++++ Given entries ++++

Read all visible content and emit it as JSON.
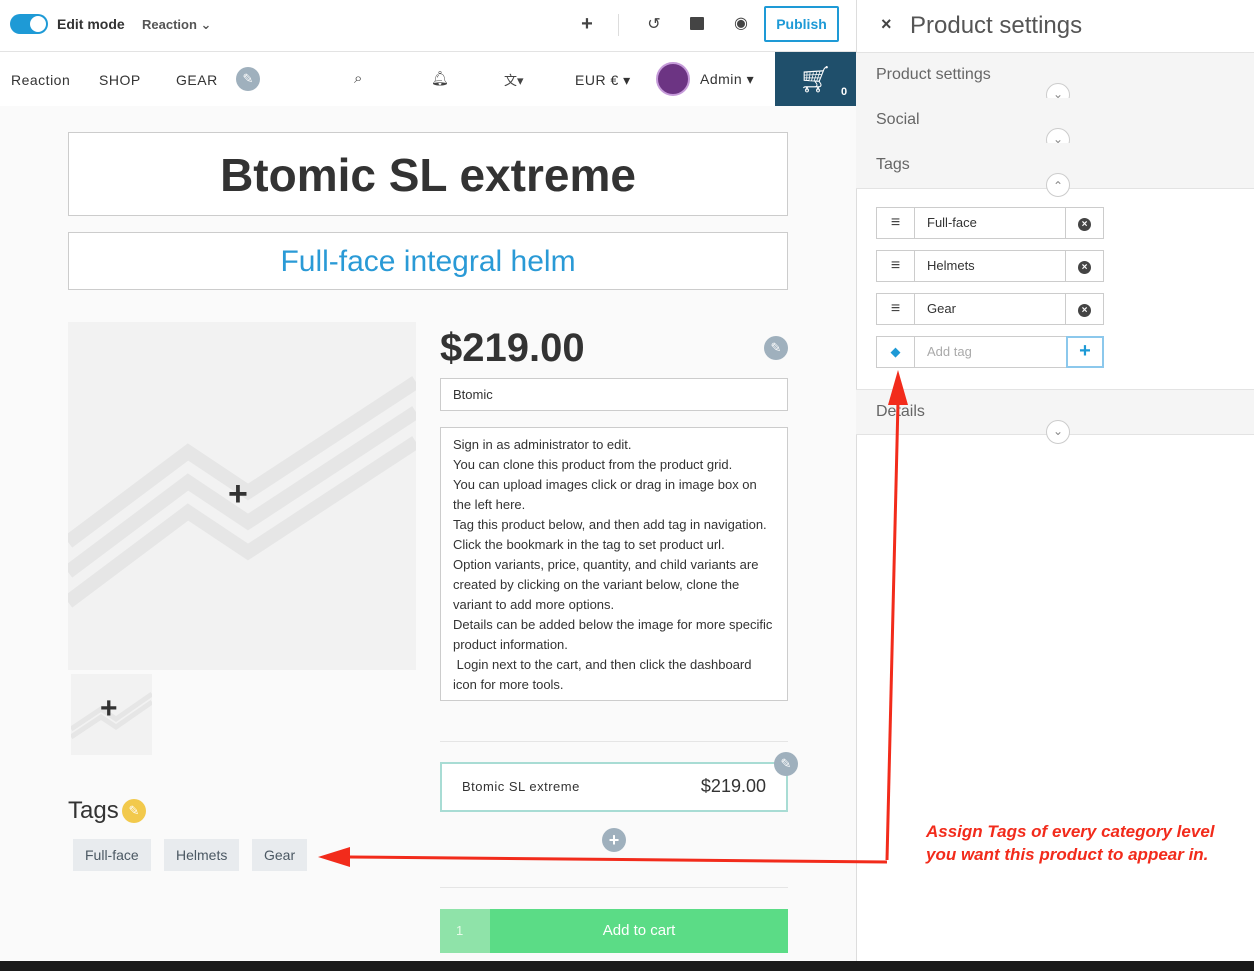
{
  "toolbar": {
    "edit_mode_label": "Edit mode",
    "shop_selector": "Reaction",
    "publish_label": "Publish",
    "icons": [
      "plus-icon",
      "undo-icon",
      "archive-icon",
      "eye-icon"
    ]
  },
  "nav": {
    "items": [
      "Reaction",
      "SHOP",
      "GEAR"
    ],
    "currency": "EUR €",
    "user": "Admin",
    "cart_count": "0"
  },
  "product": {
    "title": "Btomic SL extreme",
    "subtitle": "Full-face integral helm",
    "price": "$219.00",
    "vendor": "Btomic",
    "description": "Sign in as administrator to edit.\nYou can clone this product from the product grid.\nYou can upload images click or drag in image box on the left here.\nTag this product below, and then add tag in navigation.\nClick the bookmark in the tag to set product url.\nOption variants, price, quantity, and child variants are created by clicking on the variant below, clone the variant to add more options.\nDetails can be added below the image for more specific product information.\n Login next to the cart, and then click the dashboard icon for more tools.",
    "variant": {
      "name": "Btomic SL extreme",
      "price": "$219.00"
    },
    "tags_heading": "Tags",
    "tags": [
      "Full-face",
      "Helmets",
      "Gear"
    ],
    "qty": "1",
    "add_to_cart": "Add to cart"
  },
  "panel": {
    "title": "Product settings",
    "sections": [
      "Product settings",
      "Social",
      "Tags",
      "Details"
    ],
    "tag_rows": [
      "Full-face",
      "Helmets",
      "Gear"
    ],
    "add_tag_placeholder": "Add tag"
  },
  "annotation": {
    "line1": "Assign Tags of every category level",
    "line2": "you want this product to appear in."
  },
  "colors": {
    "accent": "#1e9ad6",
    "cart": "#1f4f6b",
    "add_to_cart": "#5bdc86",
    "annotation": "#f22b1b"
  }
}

++++

* Task description *
Look above for lines with the word "price" and copy them all.

* Solution to this problem *
    "price": "$219.00",
    "description": "Sign in as administrator to edit.\nYou can clone this product from the product grid.\nYou can upload images click or drag in image box on the left here.\nTag this product below, and then add tag in navigation.\nClick the bookmark in the tag to set product url.\nOption variants, price, quantity, and child variants are created by clicking on the variant below, clone the variant to add more options.\nDetails can be added below the image for more specific product information.\n Login next to the cart, and then click the dashboard icon for more tools.",
      "price": "$219.00"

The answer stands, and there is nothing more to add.